[Aim of the task] Extract every line from the records below that contains the word "this".

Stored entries
--------------------------------------------------

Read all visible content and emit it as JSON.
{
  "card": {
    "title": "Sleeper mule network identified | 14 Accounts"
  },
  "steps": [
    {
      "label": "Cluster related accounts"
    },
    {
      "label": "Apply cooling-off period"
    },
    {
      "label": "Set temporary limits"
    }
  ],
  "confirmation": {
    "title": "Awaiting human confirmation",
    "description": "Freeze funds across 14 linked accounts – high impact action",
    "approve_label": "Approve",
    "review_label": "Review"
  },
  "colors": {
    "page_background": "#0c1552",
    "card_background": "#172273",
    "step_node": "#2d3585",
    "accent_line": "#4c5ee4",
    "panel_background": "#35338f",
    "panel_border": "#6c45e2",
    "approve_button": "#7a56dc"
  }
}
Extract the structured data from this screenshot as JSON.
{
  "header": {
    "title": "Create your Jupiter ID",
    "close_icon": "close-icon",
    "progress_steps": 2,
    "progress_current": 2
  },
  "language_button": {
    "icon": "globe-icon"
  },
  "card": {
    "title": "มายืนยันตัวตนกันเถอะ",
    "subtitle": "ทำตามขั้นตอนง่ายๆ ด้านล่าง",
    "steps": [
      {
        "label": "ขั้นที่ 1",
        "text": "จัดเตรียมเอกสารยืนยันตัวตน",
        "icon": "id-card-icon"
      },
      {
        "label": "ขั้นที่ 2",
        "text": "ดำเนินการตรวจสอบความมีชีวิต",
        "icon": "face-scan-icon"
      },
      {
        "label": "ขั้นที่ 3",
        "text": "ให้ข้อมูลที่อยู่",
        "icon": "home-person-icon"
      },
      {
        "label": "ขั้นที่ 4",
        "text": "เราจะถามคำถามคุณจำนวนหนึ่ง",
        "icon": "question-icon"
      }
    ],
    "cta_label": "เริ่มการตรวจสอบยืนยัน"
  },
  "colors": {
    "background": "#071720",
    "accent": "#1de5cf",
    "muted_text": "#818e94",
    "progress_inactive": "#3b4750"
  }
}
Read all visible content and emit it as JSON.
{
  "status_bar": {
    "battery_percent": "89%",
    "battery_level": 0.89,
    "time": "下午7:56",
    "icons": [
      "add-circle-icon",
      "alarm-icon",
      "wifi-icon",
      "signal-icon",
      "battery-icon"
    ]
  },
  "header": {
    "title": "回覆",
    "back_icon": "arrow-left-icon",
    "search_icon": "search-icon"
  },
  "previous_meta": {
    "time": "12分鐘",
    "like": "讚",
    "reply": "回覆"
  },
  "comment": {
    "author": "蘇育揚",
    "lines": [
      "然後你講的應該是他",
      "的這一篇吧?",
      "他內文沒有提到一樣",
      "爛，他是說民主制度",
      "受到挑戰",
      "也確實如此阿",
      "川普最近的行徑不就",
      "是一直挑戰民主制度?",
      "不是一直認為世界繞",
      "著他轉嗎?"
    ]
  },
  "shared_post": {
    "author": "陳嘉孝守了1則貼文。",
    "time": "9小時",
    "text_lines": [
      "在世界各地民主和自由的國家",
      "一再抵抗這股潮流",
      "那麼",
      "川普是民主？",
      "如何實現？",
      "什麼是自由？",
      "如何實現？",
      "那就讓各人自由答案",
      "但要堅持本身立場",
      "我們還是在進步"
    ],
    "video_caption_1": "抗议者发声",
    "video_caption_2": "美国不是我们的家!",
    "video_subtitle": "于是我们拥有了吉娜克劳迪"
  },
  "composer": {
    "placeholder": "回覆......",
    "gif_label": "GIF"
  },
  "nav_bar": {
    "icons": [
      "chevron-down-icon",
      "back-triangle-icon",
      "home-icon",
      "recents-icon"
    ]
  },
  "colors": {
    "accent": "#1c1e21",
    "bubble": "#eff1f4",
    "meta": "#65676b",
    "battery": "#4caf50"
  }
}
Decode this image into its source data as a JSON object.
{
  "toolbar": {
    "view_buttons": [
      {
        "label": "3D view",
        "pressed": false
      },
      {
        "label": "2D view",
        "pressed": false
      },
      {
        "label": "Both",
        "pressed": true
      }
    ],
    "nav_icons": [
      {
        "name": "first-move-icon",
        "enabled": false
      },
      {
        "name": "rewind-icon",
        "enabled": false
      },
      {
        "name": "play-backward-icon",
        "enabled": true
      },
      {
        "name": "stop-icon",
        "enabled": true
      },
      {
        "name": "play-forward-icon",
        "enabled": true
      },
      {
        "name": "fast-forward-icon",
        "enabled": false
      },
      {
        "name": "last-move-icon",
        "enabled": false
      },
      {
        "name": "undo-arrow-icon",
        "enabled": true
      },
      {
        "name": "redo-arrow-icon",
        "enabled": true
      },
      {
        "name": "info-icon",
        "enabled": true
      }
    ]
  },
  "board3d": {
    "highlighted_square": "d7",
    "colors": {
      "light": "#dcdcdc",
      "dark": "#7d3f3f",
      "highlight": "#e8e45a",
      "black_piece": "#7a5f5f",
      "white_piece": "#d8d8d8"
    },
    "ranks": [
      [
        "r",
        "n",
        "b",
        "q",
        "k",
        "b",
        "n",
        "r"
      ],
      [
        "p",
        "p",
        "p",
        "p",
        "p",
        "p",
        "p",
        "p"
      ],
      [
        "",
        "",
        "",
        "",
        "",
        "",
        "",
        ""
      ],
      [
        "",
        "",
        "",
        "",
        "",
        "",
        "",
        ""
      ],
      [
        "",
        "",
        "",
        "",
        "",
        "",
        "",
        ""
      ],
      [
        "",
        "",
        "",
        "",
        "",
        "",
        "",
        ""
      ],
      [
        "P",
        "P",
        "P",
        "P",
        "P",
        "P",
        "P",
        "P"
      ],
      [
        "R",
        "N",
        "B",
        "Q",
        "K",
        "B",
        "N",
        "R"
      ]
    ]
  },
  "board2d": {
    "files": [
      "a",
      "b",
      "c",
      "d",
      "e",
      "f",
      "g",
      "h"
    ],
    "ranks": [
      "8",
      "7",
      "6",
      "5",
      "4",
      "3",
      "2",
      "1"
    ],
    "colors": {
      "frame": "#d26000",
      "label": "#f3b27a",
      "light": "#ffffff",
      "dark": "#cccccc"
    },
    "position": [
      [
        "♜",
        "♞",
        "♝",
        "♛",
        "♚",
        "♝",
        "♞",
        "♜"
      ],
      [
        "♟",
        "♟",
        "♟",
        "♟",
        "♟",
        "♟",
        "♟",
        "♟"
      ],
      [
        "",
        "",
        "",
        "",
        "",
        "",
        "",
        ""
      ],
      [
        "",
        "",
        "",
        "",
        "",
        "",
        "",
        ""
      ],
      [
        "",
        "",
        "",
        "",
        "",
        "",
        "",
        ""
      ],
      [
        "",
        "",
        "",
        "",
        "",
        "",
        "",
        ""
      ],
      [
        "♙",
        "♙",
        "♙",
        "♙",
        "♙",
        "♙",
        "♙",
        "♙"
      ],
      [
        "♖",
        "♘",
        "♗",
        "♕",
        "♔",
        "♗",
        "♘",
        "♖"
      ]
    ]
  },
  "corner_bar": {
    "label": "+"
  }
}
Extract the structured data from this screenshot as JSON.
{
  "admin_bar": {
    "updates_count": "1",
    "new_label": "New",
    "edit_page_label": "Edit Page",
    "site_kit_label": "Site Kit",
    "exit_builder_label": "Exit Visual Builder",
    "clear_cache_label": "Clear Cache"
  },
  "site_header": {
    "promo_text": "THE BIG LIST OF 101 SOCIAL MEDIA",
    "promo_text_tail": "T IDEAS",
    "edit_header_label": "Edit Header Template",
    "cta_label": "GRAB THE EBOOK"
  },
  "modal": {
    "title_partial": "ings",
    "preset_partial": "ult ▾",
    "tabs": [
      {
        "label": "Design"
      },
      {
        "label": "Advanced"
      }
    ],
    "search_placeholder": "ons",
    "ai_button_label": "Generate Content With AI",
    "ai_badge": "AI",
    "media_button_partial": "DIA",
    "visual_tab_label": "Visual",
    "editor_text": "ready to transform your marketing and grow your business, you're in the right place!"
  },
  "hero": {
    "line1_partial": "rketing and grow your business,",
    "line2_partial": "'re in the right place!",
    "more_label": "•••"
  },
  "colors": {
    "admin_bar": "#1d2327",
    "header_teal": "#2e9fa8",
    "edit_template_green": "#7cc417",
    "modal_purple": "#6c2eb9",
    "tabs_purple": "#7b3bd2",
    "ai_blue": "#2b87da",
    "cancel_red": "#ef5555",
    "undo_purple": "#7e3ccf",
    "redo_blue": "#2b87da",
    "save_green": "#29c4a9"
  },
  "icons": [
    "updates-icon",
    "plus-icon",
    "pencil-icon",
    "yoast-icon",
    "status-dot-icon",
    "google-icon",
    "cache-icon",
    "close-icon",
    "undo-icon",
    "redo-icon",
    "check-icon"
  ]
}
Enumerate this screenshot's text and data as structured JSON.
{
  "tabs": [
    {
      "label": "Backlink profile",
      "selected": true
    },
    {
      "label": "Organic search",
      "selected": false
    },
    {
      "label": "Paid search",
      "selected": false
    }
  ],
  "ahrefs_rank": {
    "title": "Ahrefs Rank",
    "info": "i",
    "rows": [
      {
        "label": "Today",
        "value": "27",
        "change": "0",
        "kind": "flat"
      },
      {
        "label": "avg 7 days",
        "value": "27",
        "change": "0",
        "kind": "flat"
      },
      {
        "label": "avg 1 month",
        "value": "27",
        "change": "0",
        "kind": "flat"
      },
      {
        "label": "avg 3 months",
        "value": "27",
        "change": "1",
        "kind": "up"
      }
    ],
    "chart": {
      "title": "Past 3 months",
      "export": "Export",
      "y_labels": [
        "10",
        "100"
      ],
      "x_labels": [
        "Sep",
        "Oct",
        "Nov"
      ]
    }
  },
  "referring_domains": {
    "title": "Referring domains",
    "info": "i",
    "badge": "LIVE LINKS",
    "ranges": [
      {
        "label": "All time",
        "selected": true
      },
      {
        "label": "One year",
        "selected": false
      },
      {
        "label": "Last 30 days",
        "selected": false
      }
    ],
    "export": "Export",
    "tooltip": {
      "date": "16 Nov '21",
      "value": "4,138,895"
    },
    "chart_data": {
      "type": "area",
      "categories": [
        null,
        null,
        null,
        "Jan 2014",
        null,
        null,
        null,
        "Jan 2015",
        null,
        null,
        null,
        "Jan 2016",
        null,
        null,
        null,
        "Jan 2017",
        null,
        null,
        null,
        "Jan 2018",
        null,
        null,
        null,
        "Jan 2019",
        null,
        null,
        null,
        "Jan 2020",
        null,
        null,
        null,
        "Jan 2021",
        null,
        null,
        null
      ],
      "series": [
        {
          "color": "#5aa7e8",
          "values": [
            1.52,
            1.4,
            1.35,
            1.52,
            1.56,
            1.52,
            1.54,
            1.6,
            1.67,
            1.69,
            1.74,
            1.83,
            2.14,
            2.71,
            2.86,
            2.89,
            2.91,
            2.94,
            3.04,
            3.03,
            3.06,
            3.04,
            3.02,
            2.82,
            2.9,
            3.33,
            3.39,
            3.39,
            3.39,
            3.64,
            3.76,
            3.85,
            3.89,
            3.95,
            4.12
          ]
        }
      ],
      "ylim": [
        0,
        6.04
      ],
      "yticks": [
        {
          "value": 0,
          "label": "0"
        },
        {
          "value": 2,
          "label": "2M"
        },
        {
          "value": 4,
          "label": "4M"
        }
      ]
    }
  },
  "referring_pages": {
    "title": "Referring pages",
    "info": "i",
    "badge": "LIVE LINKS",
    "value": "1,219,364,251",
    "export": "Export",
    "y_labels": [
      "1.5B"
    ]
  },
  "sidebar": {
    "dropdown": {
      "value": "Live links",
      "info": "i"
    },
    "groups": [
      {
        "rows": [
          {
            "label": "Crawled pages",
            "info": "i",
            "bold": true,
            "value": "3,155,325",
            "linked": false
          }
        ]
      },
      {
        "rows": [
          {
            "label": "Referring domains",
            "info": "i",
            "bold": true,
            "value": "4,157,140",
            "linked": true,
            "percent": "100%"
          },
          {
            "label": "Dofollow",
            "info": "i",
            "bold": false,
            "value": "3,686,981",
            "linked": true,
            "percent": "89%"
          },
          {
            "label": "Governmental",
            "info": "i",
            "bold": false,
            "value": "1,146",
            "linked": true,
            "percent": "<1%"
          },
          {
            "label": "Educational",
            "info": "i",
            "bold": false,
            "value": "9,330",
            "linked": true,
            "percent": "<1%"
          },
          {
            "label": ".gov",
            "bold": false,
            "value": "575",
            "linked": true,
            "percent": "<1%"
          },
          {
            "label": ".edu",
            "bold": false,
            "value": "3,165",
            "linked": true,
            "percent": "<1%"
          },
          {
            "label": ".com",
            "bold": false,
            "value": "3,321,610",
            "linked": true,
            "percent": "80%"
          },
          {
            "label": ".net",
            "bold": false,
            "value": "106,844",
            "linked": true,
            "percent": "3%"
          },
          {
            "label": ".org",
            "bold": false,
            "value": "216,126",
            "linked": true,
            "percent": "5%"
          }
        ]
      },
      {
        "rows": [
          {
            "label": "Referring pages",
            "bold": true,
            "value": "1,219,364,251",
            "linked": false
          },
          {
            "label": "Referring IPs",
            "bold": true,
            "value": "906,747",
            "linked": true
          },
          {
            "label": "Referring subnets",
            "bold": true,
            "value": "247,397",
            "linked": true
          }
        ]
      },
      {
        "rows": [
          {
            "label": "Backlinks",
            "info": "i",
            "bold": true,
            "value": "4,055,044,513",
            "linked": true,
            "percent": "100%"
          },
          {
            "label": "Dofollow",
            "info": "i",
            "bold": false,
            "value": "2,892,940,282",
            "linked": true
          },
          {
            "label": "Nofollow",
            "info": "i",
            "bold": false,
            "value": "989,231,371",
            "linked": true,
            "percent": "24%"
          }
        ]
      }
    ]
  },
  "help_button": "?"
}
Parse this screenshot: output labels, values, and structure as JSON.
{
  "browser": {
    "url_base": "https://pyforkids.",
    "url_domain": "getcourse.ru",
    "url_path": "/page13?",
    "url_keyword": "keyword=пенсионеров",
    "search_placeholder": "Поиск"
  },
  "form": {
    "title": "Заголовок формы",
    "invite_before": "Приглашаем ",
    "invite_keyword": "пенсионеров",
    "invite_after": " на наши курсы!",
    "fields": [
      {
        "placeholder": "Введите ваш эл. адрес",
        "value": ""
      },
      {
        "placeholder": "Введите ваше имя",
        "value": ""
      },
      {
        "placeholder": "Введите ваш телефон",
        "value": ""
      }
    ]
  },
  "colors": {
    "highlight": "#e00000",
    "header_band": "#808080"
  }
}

--------------------------------------------------

[Solution to the problem]
Extract the structured data from this screenshot as JSON.
Decode this image into its source data as a JSON object.
Extract the structured data from this screenshot as JSON.
Enumerate this screenshot's text and data as structured JSON.
Parse this screenshot: output labels, values, and structure as JSON.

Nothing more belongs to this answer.